◆ **Objective**: Below are some records. How many of their lines contain the string "this"? Give the number only.

◆ **The input**:
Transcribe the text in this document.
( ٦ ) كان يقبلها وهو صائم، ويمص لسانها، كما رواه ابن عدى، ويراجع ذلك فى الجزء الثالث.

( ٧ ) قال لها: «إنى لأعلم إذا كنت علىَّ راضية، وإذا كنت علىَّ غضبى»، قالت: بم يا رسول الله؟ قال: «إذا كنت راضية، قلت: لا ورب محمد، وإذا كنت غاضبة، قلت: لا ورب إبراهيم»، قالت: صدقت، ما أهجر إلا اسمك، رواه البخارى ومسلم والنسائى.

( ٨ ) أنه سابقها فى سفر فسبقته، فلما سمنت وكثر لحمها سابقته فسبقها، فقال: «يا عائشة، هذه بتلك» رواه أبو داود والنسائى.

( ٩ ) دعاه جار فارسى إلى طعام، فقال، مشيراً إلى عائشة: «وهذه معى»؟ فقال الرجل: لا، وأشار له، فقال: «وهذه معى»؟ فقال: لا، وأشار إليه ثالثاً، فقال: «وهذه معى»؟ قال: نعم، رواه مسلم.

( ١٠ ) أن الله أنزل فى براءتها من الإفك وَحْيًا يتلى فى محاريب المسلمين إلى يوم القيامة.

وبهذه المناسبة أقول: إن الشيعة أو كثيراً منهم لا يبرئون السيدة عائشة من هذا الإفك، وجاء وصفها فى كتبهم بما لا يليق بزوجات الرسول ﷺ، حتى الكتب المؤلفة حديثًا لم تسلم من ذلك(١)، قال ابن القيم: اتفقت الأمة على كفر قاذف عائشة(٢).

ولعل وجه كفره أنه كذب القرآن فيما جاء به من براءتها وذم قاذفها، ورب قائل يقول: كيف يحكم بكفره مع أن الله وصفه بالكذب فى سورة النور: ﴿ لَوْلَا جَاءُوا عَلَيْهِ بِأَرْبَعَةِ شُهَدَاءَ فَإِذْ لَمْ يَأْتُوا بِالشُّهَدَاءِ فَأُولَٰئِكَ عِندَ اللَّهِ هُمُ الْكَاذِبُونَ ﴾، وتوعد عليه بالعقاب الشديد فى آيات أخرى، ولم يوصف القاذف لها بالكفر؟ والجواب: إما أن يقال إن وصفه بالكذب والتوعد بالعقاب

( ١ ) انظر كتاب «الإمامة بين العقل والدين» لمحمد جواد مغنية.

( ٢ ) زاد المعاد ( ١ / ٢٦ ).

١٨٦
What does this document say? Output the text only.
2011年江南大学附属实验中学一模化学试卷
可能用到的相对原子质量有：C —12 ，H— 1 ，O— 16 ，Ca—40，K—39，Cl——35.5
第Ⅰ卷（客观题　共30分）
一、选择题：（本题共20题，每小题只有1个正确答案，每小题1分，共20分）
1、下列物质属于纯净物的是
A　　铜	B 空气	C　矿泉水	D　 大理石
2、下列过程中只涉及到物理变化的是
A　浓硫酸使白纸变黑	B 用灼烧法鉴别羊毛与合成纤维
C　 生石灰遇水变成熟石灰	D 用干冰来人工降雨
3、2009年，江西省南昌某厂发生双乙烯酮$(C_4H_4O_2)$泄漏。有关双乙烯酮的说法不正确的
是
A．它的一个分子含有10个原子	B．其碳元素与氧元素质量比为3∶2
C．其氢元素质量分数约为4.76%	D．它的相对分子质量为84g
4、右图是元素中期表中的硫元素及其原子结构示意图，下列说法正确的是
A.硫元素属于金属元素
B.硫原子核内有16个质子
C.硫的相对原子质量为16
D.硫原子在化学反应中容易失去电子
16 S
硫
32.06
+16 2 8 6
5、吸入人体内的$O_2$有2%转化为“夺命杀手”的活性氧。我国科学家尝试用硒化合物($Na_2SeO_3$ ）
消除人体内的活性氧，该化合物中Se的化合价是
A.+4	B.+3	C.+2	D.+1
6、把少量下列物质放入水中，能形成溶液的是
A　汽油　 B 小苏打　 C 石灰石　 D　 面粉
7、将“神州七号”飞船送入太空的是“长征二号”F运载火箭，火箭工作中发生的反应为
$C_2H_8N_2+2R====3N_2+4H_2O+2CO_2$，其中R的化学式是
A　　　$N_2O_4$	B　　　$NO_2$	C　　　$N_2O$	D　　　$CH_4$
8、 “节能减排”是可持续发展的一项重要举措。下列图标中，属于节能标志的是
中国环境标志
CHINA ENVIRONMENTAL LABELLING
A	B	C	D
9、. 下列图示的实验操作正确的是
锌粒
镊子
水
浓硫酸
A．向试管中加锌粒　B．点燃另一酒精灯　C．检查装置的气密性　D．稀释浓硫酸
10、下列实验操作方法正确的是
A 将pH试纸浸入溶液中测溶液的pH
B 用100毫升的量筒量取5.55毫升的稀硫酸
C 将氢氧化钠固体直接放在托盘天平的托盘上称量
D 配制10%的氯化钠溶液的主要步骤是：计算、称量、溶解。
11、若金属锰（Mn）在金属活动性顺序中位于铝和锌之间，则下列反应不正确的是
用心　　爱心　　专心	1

◆ **Task output**: 2